Given instruction:
Search the listing below for the string "those" and show each line that contains it.
#### Stored rows
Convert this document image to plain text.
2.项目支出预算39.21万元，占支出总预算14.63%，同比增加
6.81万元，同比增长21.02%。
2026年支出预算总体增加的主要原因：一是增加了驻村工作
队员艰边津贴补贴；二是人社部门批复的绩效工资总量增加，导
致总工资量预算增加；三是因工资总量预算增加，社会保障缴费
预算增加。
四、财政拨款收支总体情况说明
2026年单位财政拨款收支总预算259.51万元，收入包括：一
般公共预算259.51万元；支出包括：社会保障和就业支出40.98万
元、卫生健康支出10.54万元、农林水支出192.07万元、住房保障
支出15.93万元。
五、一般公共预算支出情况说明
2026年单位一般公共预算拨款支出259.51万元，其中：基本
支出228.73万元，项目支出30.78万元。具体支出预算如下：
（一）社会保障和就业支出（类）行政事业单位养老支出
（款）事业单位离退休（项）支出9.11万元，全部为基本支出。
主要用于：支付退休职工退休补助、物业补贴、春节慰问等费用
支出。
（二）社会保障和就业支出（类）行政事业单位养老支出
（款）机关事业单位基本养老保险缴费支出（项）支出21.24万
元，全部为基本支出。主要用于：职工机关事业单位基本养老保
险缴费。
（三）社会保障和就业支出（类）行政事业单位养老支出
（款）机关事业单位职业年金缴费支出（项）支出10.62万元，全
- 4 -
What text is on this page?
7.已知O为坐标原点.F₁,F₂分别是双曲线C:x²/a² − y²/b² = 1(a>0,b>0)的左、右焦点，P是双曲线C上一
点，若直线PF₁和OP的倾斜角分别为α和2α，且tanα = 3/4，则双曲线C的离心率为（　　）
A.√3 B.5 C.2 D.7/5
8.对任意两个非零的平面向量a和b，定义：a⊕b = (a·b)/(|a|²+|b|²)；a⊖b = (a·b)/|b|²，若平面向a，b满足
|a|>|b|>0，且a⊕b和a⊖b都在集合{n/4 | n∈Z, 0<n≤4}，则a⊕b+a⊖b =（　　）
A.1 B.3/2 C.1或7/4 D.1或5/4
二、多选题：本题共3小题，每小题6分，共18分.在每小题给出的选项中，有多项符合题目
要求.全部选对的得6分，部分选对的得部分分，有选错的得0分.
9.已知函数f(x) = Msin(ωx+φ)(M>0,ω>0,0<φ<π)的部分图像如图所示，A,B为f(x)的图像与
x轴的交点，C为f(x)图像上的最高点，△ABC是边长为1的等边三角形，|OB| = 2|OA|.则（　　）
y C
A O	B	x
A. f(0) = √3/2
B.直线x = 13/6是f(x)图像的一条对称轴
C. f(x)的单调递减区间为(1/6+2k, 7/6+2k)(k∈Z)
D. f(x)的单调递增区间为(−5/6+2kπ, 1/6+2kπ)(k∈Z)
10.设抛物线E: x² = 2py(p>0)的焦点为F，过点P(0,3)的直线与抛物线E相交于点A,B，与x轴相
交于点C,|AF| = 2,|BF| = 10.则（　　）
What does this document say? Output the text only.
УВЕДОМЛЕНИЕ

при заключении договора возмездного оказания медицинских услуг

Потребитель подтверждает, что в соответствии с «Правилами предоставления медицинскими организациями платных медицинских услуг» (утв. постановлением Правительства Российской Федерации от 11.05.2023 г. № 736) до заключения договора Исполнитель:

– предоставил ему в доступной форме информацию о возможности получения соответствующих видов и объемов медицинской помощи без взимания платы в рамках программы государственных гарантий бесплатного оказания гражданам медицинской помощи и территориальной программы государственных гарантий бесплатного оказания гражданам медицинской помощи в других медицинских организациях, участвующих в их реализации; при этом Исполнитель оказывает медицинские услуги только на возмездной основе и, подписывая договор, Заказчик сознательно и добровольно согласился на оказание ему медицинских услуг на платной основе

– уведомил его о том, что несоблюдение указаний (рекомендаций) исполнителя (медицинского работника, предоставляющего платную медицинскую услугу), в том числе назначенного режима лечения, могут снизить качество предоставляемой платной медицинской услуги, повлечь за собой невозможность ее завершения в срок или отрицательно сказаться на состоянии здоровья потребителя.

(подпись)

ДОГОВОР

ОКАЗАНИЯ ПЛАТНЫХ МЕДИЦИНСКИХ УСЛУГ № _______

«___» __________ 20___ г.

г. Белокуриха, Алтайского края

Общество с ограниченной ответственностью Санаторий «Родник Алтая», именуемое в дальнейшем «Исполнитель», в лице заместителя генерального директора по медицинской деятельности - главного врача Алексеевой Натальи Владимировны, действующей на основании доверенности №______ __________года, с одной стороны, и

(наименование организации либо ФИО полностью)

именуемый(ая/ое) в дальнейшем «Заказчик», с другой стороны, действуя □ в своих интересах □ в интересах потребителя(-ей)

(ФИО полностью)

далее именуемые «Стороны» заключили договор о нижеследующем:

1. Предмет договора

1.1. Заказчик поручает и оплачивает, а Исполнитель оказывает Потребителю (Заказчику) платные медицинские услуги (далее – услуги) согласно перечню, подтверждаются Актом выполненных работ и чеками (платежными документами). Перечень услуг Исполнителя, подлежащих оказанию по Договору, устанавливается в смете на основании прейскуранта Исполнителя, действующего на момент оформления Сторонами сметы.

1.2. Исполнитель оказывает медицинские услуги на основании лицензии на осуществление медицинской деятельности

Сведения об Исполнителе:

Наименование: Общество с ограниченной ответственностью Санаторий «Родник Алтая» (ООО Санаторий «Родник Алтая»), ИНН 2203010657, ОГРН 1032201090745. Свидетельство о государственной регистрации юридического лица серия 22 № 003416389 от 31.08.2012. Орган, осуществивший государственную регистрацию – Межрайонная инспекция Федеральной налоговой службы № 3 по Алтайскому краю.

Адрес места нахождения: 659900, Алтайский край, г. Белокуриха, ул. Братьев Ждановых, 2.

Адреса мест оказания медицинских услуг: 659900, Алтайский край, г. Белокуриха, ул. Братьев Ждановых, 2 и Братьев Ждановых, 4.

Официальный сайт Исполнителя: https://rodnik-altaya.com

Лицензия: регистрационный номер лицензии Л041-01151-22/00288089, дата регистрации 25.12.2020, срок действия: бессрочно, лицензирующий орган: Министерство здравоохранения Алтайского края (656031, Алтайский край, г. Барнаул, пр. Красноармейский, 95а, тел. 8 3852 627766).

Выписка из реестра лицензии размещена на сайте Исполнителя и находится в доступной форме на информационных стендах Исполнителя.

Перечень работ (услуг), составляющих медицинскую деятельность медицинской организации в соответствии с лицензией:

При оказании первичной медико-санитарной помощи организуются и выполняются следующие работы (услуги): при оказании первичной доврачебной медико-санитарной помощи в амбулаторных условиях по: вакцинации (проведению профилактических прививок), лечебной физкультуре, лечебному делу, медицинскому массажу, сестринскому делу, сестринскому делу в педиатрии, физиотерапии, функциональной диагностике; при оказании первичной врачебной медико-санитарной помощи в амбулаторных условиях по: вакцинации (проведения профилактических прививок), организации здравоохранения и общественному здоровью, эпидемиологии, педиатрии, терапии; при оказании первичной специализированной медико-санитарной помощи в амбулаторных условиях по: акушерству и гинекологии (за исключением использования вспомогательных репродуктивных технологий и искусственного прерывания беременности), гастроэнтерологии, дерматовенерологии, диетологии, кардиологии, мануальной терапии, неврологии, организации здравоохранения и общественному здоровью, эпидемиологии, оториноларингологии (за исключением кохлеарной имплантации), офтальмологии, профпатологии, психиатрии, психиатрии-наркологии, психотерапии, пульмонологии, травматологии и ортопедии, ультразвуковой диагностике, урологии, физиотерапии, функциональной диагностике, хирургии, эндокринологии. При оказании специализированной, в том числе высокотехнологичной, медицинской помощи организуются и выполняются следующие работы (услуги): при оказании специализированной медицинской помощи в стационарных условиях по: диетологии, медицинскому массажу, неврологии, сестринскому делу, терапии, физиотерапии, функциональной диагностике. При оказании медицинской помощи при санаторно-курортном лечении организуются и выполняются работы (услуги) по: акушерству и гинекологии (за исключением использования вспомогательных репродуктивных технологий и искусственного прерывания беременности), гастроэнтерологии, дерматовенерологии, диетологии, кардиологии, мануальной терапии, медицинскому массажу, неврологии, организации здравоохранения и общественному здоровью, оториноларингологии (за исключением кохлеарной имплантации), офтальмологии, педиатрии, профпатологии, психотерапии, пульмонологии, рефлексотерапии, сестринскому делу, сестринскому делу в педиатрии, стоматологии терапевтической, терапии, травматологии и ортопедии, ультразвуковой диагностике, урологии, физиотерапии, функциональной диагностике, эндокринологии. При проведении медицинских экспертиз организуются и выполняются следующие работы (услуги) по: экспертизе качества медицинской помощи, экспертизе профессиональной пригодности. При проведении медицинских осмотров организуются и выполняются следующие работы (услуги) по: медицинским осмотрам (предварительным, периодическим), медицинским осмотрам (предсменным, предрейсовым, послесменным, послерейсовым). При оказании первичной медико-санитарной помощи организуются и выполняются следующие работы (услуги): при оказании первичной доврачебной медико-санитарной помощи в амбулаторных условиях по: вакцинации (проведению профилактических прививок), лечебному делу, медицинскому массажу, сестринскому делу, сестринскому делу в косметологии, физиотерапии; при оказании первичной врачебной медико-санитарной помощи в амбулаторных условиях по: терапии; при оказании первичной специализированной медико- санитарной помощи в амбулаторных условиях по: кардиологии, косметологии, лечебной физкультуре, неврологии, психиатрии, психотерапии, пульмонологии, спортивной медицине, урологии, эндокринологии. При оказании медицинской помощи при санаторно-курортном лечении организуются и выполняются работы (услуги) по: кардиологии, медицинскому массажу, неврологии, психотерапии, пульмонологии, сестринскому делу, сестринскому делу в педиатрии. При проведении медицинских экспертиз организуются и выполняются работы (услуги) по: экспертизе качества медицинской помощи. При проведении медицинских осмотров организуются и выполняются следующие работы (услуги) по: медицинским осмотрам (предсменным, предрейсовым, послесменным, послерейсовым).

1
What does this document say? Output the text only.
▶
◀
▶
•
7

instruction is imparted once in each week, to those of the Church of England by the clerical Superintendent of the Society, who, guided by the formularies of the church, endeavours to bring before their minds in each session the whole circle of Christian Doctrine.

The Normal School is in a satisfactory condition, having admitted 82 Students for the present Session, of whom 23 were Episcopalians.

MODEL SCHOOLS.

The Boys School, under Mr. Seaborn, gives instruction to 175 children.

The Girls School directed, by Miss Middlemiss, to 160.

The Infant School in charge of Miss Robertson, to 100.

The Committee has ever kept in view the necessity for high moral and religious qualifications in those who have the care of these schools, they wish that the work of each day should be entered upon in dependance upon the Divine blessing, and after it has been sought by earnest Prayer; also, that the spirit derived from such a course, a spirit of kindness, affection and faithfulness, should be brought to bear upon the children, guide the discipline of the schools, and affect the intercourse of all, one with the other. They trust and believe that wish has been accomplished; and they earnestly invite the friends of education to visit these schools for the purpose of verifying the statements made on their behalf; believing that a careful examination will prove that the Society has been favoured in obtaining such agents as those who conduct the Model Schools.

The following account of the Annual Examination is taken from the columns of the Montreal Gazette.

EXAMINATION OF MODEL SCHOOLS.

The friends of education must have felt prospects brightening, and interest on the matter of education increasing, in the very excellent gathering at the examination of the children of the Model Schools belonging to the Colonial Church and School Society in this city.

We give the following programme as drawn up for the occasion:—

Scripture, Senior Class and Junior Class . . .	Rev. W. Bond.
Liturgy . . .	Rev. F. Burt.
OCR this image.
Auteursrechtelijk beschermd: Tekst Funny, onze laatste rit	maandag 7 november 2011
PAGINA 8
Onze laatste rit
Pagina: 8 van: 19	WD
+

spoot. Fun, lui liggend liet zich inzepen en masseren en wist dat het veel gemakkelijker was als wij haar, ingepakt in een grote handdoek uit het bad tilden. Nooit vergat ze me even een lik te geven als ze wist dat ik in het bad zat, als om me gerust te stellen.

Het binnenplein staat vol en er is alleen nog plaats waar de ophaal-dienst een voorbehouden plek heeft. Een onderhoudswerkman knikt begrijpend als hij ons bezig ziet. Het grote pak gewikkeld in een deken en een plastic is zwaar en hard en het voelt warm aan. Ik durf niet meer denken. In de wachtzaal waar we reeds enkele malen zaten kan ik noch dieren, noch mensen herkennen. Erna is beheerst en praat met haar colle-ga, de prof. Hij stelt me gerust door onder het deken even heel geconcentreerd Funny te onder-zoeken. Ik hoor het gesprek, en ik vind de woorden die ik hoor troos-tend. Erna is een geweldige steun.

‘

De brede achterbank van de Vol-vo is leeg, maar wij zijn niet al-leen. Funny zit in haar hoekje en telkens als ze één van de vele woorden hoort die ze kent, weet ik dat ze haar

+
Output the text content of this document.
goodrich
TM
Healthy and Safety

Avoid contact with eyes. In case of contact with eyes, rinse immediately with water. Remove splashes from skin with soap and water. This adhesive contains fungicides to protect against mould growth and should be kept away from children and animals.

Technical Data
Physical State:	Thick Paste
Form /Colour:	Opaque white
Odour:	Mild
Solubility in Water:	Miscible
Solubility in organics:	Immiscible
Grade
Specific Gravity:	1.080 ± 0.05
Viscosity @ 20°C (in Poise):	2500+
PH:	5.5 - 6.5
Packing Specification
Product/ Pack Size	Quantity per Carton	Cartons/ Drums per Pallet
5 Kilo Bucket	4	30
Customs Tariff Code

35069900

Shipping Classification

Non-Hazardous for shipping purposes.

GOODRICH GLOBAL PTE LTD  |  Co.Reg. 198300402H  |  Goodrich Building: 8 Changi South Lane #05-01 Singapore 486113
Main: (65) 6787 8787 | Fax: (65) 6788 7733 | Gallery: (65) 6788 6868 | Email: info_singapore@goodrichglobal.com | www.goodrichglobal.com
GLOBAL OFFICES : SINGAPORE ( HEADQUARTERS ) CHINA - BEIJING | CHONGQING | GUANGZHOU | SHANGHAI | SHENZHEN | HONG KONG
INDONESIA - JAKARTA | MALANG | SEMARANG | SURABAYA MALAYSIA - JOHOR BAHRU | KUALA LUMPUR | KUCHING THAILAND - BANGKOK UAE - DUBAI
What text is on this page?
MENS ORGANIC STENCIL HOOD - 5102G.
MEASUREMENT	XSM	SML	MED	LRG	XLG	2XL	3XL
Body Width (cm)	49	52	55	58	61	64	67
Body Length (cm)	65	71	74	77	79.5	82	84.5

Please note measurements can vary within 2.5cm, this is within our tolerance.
########
Exercise response:
instruction is imparted once in each week, to those of the Church of England by the clerical Superintendent of the Society, who, guided by the formularies of the church, endeavours to bring before their minds in each session the whole circle of Christian Doctrine.
The Committee has ever kept in view the necessity for high moral and religious qualifications in those who have the care of these schools, they wish that the work of each day should be entered upon in dependance upon the Divine blessing, and after it has been sought by earnest Prayer; also, that the spirit derived from such a course, a spirit of kindness, affection and faithfulness, should be brought to bear upon the children, guide the discipline of the schools, and affect the intercourse of all, one with the other. They trust and believe that wish has been accomplished; and they earnestly invite the friends of education to visit these schools for the purpose of verifying the statements made on their behalf; believing that a careful examination will prove that the Society has been favoured in obtaining such agents as those who conduct the Model Schools.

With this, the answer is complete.